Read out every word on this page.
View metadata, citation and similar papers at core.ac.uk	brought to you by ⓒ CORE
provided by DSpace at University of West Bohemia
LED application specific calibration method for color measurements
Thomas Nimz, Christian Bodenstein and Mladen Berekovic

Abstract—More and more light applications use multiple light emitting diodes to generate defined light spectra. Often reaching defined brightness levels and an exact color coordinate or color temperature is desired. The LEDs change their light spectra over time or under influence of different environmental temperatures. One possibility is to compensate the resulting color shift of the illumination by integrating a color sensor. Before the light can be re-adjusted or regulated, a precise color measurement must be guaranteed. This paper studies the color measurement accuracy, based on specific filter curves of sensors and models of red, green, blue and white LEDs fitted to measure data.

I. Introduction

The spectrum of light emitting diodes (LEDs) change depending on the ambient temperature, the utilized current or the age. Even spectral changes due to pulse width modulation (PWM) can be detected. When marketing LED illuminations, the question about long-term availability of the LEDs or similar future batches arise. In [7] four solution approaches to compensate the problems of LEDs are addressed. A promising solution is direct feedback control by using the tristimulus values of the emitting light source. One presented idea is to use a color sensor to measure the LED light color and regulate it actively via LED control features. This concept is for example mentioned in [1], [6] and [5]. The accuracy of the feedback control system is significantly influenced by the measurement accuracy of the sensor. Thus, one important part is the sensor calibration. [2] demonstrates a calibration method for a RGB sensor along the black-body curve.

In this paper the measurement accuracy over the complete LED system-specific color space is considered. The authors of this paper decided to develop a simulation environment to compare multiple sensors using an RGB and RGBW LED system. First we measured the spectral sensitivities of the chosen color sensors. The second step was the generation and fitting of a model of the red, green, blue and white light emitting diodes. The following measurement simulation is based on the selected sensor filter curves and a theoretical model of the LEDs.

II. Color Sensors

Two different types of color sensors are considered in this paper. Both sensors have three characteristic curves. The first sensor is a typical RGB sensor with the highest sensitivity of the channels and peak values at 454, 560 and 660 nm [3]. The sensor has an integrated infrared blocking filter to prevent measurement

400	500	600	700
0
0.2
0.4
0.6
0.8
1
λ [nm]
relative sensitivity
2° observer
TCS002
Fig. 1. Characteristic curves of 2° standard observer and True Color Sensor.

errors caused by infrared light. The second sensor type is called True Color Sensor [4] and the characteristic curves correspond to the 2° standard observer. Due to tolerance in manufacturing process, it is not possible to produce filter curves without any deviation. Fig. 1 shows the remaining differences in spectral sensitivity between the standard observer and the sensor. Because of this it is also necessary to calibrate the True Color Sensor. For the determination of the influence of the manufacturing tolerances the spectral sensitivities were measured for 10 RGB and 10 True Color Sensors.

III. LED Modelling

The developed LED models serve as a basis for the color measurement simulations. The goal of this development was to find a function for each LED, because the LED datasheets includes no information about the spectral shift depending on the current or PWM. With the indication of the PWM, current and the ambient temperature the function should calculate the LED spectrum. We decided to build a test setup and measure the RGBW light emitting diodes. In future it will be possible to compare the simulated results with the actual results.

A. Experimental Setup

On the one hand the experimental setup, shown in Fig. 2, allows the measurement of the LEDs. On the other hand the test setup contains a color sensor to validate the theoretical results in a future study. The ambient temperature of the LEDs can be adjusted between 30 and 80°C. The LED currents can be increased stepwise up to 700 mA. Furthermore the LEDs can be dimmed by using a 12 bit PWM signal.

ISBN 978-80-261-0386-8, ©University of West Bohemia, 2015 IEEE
::::
> **Your goal**
Extract the complete listing verbatim.

> **Response**
Read out every word on this page.
View metadata, citation and similar papers at core.ac.uk	brought to you by ⓒ CORE
provided by DSpace at University of West Bohemia
LED application specific calibration method for color measurements
Thomas Nimz, Christian Bodenstein and Mladen Berekovic

Abstract—More and more light applications use multiple light emitting diodes to generate defined light spectra. Often reaching defined brightness levels and an exact color coordinate or color temperature is desired. The LEDs change their light spectra over time or under influence of different environmental temperatures. One possibility is to compensate the resulting color shift of the illumination by integrating a color sensor. Before the light can be re-adjusted or regulated, a precise color measurement must be guaranteed. This paper studies the color measurement accuracy, based on specific filter curves of sensors and models of red, green, blue and white LEDs fitted to measure data.

I. Introduction

The spectrum of light emitting diodes (LEDs) change depending on the ambient temperature, the utilized current or the age. Even spectral changes due to pulse width modulation (PWM) can be detected. When marketing LED illuminations, the question about long-term availability of the LEDs or similar future batches arise. In [7] four solution approaches to compensate the problems of LEDs are addressed. A promising solution is direct feedback control by using the tristimulus values of the emitting light source. One presented idea is to use a color sensor to measure the LED light color and regulate it actively via LED control features. This concept is for example mentioned in [1], [6] and [5]. The accuracy of the feedback control system is significantly influenced by the measurement accuracy of the sensor. Thus, one important part is the sensor calibration. [2] demonstrates a calibration method for a RGB sensor along the black-body curve.

In this paper the measurement accuracy over the complete LED system-specific color space is considered. The authors of this paper decided to develop a simulation environment to compare multiple sensors using an RGB and RGBW LED system. First we measured the spectral sensitivities of the chosen color sensors. The second step was the generation and fitting of a model of the red, green, blue and white light emitting diodes. The following measurement simulation is based on the selected sensor filter curves and a theoretical model of the LEDs.

II. Color Sensors

Two different types of color sensors are considered in this paper. Both sensors have three characteristic curves. The first sensor is a typical RGB sensor with the highest sensitivity of the channels and peak values at 454, 560 and 660 nm [3]. The sensor has an integrated infrared blocking filter to prevent measurement

400	500	600	700
0
0.2
0.4
0.6
0.8
1
λ [nm]
relative sensitivity
2° observer
TCS002
Fig. 1. Characteristic curves of 2° standard observer and True Color Sensor.

errors caused by infrared light. The second sensor type is called True Color Sensor [4] and the characteristic curves correspond to the 2° standard observer. Due to tolerance in manufacturing process, it is not possible to produce filter curves without any deviation. Fig. 1 shows the remaining differences in spectral sensitivity between the standard observer and the sensor. Because of this it is also necessary to calibrate the True Color Sensor. For the determination of the influence of the manufacturing tolerances the spectral sensitivities were measured for 10 RGB and 10 True Color Sensors.

III. LED Modelling

The developed LED models serve as a basis for the color measurement simulations. The goal of this development was to find a function for each LED, because the LED datasheets includes no information about the spectral shift depending on the current or PWM. With the indication of the PWM, current and the ambient temperature the function should calculate the LED spectrum. We decided to build a test setup and measure the RGBW light emitting diodes. In future it will be possible to compare the simulated results with the actual results.

A. Experimental Setup

On the one hand the experimental setup, shown in Fig. 2, allows the measurement of the LEDs. On the other hand the test setup contains a color sensor to validate the theoretical results in a future study. The ambient temperature of the LEDs can be adjusted between 30 and 80°C. The LED currents can be increased stepwise up to 700 mA. Furthermore the LEDs can be dimmed by using a 12 bit PWM signal.

ISBN 978-80-261-0386-8, ©University of West Bohemia, 2015 IEEE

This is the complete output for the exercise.